§ Given problem
Gather every line from the entries below that includes "Product".

§ Records to process
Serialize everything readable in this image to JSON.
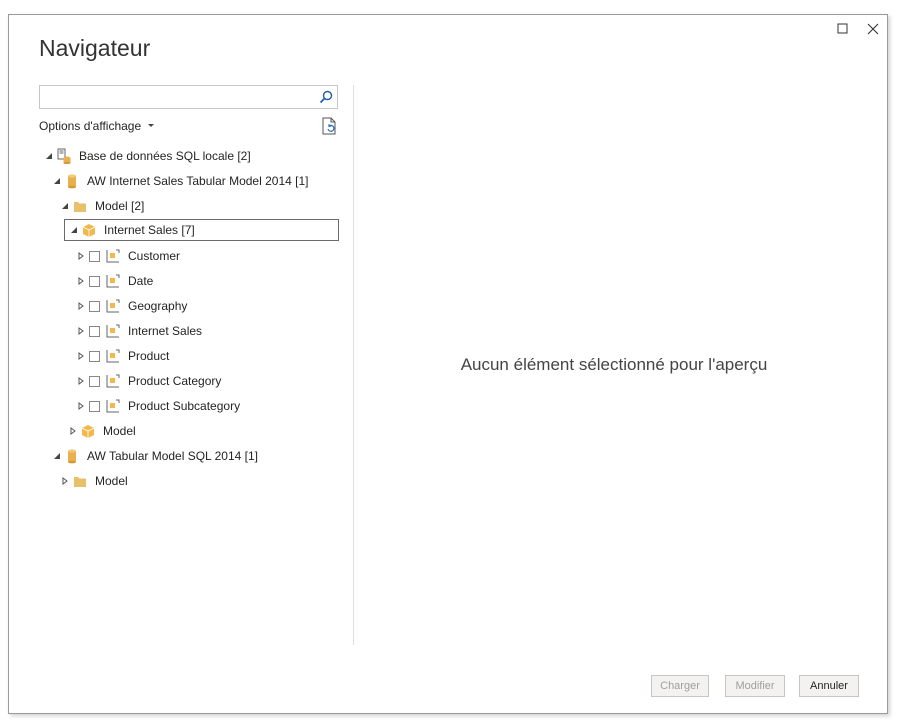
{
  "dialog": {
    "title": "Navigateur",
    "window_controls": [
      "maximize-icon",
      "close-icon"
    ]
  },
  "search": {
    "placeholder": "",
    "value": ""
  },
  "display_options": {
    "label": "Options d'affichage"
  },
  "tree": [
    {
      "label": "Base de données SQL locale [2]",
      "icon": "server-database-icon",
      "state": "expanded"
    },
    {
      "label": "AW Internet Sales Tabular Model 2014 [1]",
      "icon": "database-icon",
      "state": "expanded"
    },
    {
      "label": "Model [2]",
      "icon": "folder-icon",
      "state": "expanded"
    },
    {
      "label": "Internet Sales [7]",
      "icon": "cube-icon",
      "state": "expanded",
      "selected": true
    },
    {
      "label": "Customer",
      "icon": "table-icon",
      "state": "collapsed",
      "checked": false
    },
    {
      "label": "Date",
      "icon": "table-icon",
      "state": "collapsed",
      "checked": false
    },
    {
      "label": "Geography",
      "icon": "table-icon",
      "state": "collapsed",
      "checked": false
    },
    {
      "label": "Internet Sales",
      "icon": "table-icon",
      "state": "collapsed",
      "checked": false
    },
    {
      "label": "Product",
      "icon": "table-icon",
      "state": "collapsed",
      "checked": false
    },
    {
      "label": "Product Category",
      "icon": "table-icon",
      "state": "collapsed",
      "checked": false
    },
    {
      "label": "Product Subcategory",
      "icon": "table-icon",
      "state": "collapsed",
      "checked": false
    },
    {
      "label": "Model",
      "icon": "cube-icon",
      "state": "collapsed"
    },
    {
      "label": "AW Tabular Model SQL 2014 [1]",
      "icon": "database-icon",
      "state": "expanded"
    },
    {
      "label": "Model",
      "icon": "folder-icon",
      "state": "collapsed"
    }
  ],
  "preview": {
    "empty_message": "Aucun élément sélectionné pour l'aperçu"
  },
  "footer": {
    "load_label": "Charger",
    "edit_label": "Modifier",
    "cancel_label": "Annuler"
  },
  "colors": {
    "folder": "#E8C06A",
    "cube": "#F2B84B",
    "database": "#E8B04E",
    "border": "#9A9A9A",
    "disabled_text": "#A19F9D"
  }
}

---

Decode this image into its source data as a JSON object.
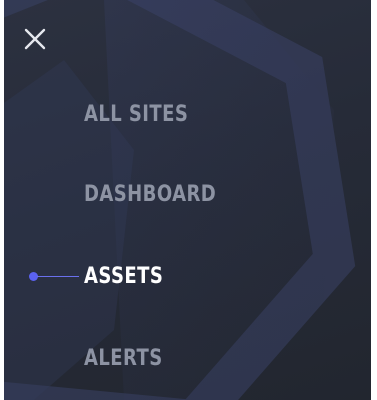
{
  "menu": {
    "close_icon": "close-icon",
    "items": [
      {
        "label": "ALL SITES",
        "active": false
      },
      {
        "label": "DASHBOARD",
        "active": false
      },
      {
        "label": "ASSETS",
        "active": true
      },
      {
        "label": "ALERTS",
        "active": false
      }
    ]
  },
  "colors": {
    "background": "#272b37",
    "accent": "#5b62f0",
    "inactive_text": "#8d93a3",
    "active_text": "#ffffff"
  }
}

§ Solved problem
      "label": "Product",
      "label": "Product Category",
      "label": "Product Subcategory",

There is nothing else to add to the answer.